Exercises:
a - Summarize the text on Latin American health systems in two sentences.
b - Give again the passage of the text on Latin American health systems starting with "Frankenstein and the" and going on through "in Buenos Aires.".

===== Selected text =====

Frankenstein and the Labyrinth: Common Features of Health Systems in Latin America
Argentina, GLOBALHealthPR, health systems, healthcare providers, noncommunicable disease, Pan American Health Organization, Paradigma, public health
Caught between Frankenstein and an unfathomable labyrinth. That is how many Latin-Americans feel when navigating their country’s health system, explained prominent Argentinean health systems expert Dr. Rubén Torres, former Area Manager of Health Systems based on Primary Health Care of the Pan American Health Organization. (PAHO) during a recent journalist training session in Buenos Aires.
The PAHO believes that there are two characteristics of the Argentinean health system that make it inefficient and inequitable: segmentation and fragmentation. Segmentation exists because of the several forms of financing: through the public sector, the social security sector and the business sector (health insurance plans). Fragmentation results from each health system using its own assistance networks that coexist without allowing any kind of interchange. Torres illustrated the segmented nature of the system by using the image of Frankenstein (a “dummy assembled from different pieces”) and the fragmentation with the image of a person standing in front of a labyrinth. These characteristics are common in most Latin American countries’ health systems.
Private vs Public Expenditure
Typically in Latin America, the public sector spends less than the private sector. The problem posed by systems with a high private expenditure is that they are deeply inequitable and could, for example, drive a family into poverty. This is called catastrophic expenditure; Dr. Torres explains:
“There is often a technical misunderstanding, because when one speaks of catastrophic expenditure, one usually thinks about a transplant, or a complex cardiovascular surgery operation. And this is often true. But one should be aware of the fact that, for a person who is within the first quintile of the population, the poorest quintile, going to the chemist’s to buy medicine without a discount may be a catastrophic expenditure. By definition, catastrophic expenditure occurs when health expenses total 30% of a person’s income.”

===== Source data =====

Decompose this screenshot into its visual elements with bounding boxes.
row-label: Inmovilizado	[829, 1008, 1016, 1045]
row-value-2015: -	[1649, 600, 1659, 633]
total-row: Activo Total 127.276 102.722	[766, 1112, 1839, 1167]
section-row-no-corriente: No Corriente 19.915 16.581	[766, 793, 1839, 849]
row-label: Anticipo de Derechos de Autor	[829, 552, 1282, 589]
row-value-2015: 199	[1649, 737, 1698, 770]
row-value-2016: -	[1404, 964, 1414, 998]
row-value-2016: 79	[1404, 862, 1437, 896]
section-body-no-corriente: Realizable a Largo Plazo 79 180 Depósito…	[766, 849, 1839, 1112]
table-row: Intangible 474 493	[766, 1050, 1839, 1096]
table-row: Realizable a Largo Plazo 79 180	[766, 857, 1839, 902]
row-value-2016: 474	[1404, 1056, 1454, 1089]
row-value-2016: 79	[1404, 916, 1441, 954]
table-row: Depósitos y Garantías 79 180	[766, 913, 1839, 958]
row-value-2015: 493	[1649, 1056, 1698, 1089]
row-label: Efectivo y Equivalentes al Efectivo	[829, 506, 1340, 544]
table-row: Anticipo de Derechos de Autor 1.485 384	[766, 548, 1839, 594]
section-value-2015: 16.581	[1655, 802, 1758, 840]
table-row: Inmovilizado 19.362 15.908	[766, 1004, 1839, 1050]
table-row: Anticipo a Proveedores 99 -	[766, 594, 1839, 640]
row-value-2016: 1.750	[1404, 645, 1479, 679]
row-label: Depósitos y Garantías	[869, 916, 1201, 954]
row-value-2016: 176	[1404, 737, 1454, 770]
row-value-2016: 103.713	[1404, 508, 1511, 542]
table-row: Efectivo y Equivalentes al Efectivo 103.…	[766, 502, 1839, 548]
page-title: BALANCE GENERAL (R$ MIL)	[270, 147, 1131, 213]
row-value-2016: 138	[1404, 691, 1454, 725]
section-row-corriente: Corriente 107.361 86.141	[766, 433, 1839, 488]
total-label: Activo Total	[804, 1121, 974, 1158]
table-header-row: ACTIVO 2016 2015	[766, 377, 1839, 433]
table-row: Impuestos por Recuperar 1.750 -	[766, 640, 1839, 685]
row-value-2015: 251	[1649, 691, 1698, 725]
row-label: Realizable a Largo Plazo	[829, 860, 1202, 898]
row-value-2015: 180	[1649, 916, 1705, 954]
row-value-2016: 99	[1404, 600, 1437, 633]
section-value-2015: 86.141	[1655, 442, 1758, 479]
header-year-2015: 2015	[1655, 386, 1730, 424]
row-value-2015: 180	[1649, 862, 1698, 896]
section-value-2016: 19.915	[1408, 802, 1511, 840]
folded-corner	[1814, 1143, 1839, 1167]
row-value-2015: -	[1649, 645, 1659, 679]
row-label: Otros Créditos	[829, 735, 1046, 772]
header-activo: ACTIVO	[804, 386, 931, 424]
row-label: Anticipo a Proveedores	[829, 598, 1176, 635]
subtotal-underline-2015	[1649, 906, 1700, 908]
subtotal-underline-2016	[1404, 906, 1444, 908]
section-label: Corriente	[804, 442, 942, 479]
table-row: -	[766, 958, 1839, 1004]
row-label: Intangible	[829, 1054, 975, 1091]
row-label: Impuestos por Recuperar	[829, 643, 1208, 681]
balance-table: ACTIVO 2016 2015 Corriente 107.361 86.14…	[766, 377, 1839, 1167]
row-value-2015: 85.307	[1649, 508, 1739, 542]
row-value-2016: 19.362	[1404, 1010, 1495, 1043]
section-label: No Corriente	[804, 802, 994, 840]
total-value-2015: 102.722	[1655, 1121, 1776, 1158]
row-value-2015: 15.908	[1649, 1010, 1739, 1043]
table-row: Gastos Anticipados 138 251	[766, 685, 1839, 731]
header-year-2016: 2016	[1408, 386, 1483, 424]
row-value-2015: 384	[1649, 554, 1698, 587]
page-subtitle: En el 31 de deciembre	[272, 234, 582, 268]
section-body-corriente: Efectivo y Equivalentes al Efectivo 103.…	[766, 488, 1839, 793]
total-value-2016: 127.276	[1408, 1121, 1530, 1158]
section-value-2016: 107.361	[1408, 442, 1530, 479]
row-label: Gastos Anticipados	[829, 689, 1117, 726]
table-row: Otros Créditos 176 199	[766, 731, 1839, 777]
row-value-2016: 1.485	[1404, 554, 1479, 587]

=====

Responses in order:
a - Argentinean health systems expert Dr. Rubén Torres, formerly of the Pan American Health Organization, used the image of Frankenstein for the segmentation of health systems and the image of a labyrinth for their fragmentation. Segmentation comes from several forms of financing and fragmentation from separate assistance networks that allow no interchange, and in Latin America the public sector typically spends less than the private sector, which makes systems deeply inequitable and can lead to catastrophic expenditure, defined as health expenses totaling 30% of a person's income.

b -
Frankenstein and the Labyrinth: Common Features of Health Systems in Latin America
Argentina, GLOBALHealthPR, health systems, healthcare providers, noncommunicable disease, Pan American Health Organization, Paradigma, public health
Caught between Frankenstein and an unfathomable labyrinth. That is how many Latin-Americans feel when navigating their country’s health system, explained prominent Argentinean health systems expert Dr. Rubén Torres, former Area Manager of Health Systems based on Primary Health Care of the Pan American Health Organization. (PAHO) during a recent journalist training session in Buenos Aires.